▶ REQUIREMENTS:
Without the images, output each record below as it stands.

--- DATA FOR THIS TASK ---

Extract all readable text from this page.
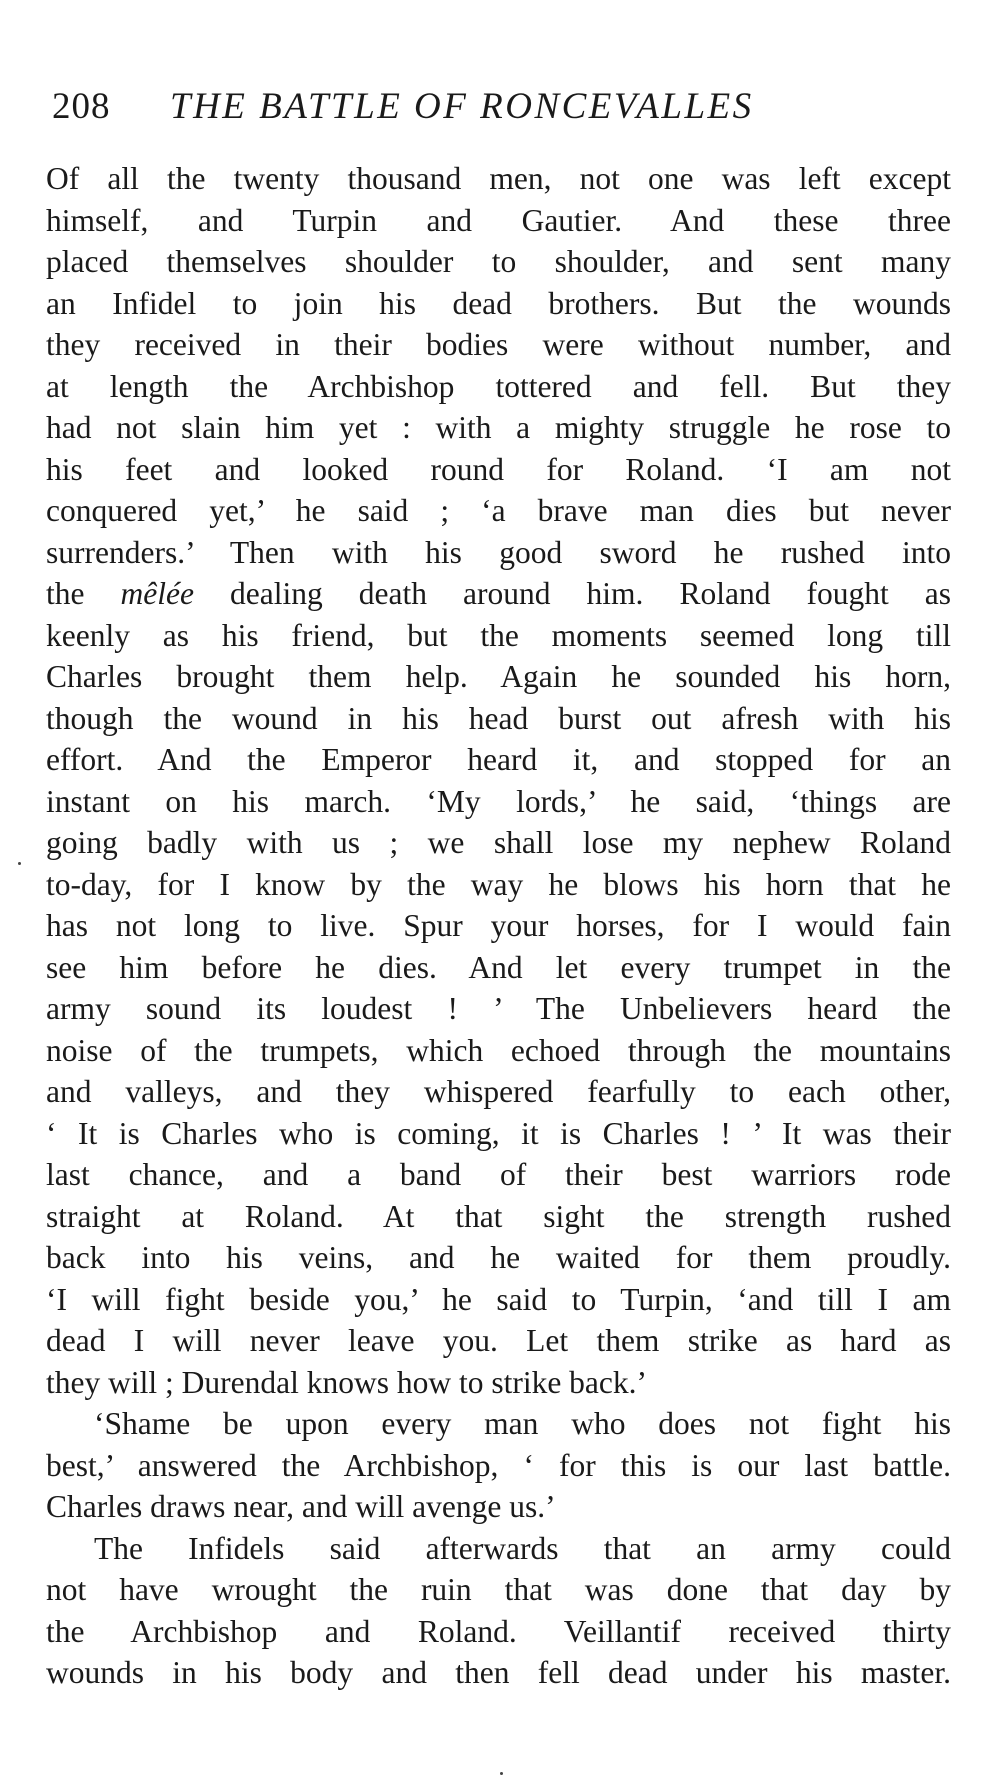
208 THE BATTLE OF RONCEVALLES
Of all the twenty thousand men, not one was left except
himself, and Turpin and Gautier. And these three
placed themselves shoulder to shoulder, and sent many
an Infidel to join his dead brothers. But the wounds
they received in their bodies were without number, and
at length the Archbishop tottered and fell. But they
had not slain him yet : with a mighty struggle he rose to
his feet and looked round for Roland. ‘I am not
conquered yet,’ he said ; ‘a brave man dies but never
surrenders.’ Then with his good sword he rushed into
the mêlée dealing death around him. Roland fought as
keenly as his friend, but the moments seemed long till
Charles brought them help. Again he sounded his horn,
though the wound in his head burst out afresh with his
effort. And the Emperor heard it, and stopped for an
instant on his march. ‘My lords,’ he said, ‘things are
going badly with us ; we shall lose my nephew Roland
to-day, for I know by the way he blows his horn that he
has not long to live. Spur your horses, for I would fain
see him before he dies. And let every trumpet in the
army sound its loudest ! ’ The Unbelievers heard the
noise of the trumpets, which echoed through the mountains
and valleys, and they whispered fearfully to each other,
‘ It is Charles who is coming, it is Charles ! ’ It was their
last chance, and a band of their best warriors rode
straight at Roland. At that sight the strength rushed
back into his veins, and he waited for them proudly.
‘I will fight beside you,’ he said to Turpin, ‘and till I am
dead I will never leave you. Let them strike as hard as
they will ; Durendal knows how to strike back.’
‘Shame be upon every man who does not fight his
best,’ answered the Archbishop, ‘ for this is our last battle.
Charles draws near, and will avenge us.’
The Infidels said afterwards that an army could
not have wrought the ruin that was done that day by
the Archbishop and Roland. Veillantif received thirty
wounds in his body and then fell dead under his master.
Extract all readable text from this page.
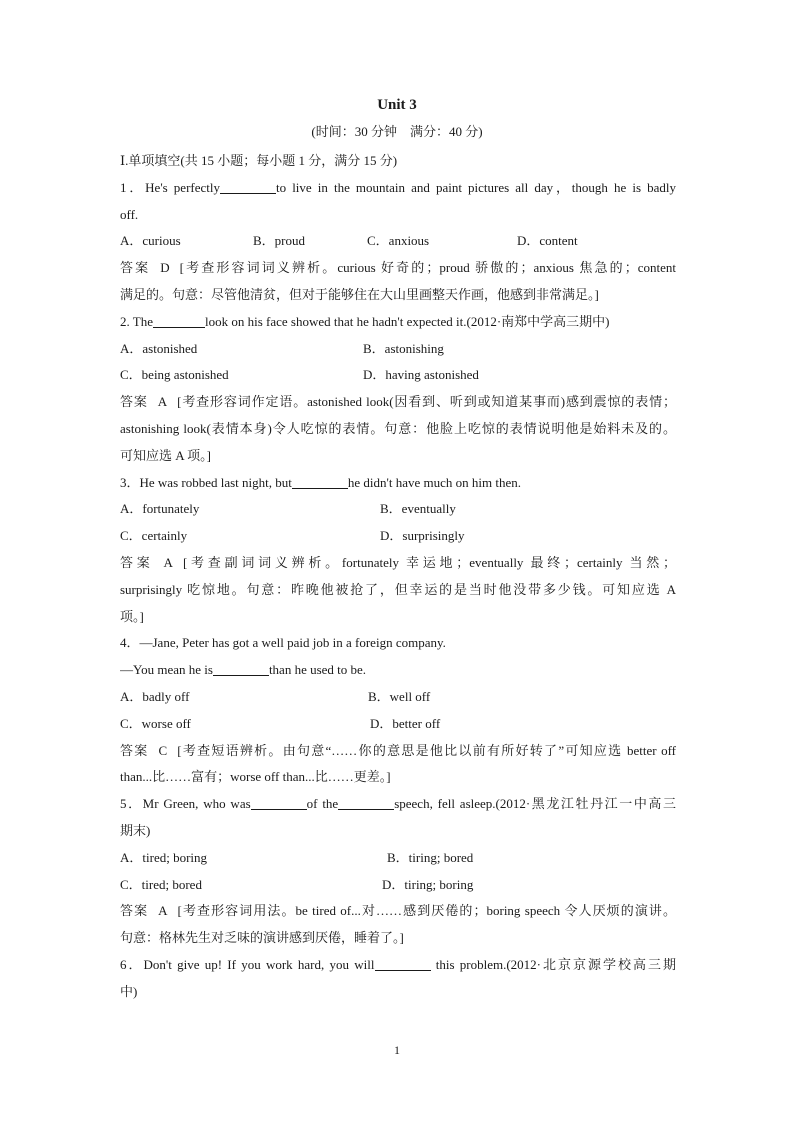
Unit 3
(时间：30 分钟　满分：40 分)
Ⅰ.单项填空(共 15 小题；每小题 1 分，满分 15 分)
1．He's perfectly	to live in the mountain and paint pictures all day，though he is badly
off.
A．curious	B．proud	C．anxious	D．content
答案 D [考查形容词词义辨析。curious 好奇的；proud 骄傲的；anxious 焦急的；content
满足的。句意：尽管他清贫，但对于能够住在大山里画整天作画，他感到非常满足。]
2. The	look on his face showed that he hadn't expected it.(2012·南郑中学高三期中)
A．astonished	B．astonishing
C．being astonished	D．having astonished
答案 A [考查形容词作定语。astonished look(因看到、听到或知道某事而)感到震惊的表情；
astonishing look(表情本身)令人吃惊的表情。句意：他脸上吃惊的表情说明他是始料未及的。
可知应选 A 项。]
3．He was robbed last night, but	he didn't have much on him then.
A．fortunately	B．eventually
C．certainly	D．surprisingly
答案 A [考查副词词义辨析。fortunately 幸运地；eventually 最终；certainly 当然；
surprisingly 吃惊地。句意：昨晚他被抢了，但幸运的是当时他没带多少钱。可知应选 A
项。]
4．—Jane, Peter has got a well paid job in a foreign company.
—You mean he is	than he used to be.
A．badly off	B．well off
C．worse off	D．better off
答案 C [考查短语辨析。由句意“……你的意思是他比以前有所好转了”可知应选 better off
than...比……富有；worse off than...比……更差。]
5．Mr Green, who was	of the	speech, fell asleep.(2012·黑龙江牡丹江一中高三
期末)
A．tired; boring	B．tiring; bored
C．tired; bored	D．tiring; boring
答案 A [考查形容词用法。be tired of...对……感到厌倦的；boring speech 令人厌烦的演讲。
句意：格林先生对乏味的演讲感到厌倦，睡着了。]
6．Don't give up! If you work hard, you will	this problem.(2012·北京京源学校高三期
中)
1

---

▶ TASK RESULT:
Extract all readable text from this page.
208 THE BATTLE OF RONCEVALLES
Of all the twenty thousand men, not one was left except
himself, and Turpin and Gautier. And these three
placed themselves shoulder to shoulder, and sent many
an Infidel to join his dead brothers. But the wounds
they received in their bodies were without number, and
at length the Archbishop tottered and fell. But they
had not slain him yet : with a mighty struggle he rose to
his feet and looked round for Roland. ‘I am not
conquered yet,’ he said ; ‘a brave man dies but never
surrenders.’ Then with his good sword he rushed into
the mêlée dealing death around him. Roland fought as
keenly as his friend, but the moments seemed long till
Charles brought them help. Again he sounded his horn,
though the wound in his head burst out afresh with his
effort. And the Emperor heard it, and stopped for an
instant on his march. ‘My lords,’ he said, ‘things are
going badly with us ; we shall lose my nephew Roland
to-day, for I know by the way he blows his horn that he
has not long to live. Spur your horses, for I would fain
see him before he dies. And let every trumpet in the
army sound its loudest ! ’ The Unbelievers heard the
noise of the trumpets, which echoed through the mountains
and valleys, and they whispered fearfully to each other,
‘ It is Charles who is coming, it is Charles ! ’ It was their
last chance, and a band of their best warriors rode
straight at Roland. At that sight the strength rushed
back into his veins, and he waited for them proudly.
‘I will fight beside you,’ he said to Turpin, ‘and till I am
dead I will never leave you. Let them strike as hard as
they will ; Durendal knows how to strike back.’
‘Shame be upon every man who does not fight his
best,’ answered the Archbishop, ‘ for this is our last battle.
Charles draws near, and will avenge us.’
The Infidels said afterwards that an army could
not have wrought the ruin that was done that day by
the Archbishop and Roland. Veillantif received thirty
wounds in his body and then fell dead under his master.
Extract all readable text from this page.
Unit 3
(时间：30 分钟　满分：40 分)
Ⅰ.单项填空(共 15 小题；每小题 1 分，满分 15 分)
1．He's perfectly	to live in the mountain and paint pictures all day，though he is badly
off.
A．curious	B．proud	C．anxious	D．content
答案 D [考查形容词词义辨析。curious 好奇的；proud 骄傲的；anxious 焦急的；content
满足的。句意：尽管他清贫，但对于能够住在大山里画整天作画，他感到非常满足。]
2. The	look on his face showed that he hadn't expected it.(2012·南郑中学高三期中)
A．astonished	B．astonishing
C．being astonished	D．having astonished
答案 A [考查形容词作定语。astonished look(因看到、听到或知道某事而)感到震惊的表情；
astonishing look(表情本身)令人吃惊的表情。句意：他脸上吃惊的表情说明他是始料未及的。
可知应选 A 项。]
3．He was robbed last night, but	he didn't have much on him then.
A．fortunately	B．eventually
C．certainly	D．surprisingly
答案 A [考查副词词义辨析。fortunately 幸运地；eventually 最终；certainly 当然；
surprisingly 吃惊地。句意：昨晚他被抢了，但幸运的是当时他没带多少钱。可知应选 A
项。]
4．—Jane, Peter has got a well paid job in a foreign company.
—You mean he is	than he used to be.
A．badly off	B．well off
C．worse off	D．better off
答案 C [考查短语辨析。由句意“……你的意思是他比以前有所好转了”可知应选 better off
than...比……富有；worse off than...比……更差。]
5．Mr Green, who was	of the	speech, fell asleep.(2012·黑龙江牡丹江一中高三
期末)
A．tired; boring	B．tiring; bored
C．tired; bored	D．tiring; boring
答案 A [考查形容词用法。be tired of...对……感到厌倦的；boring speech 令人厌烦的演讲。
句意：格林先生对乏味的演讲感到厌倦，睡着了。]
6．Don't give up! If you work hard, you will	this problem.(2012·北京京源学校高三期
中)
1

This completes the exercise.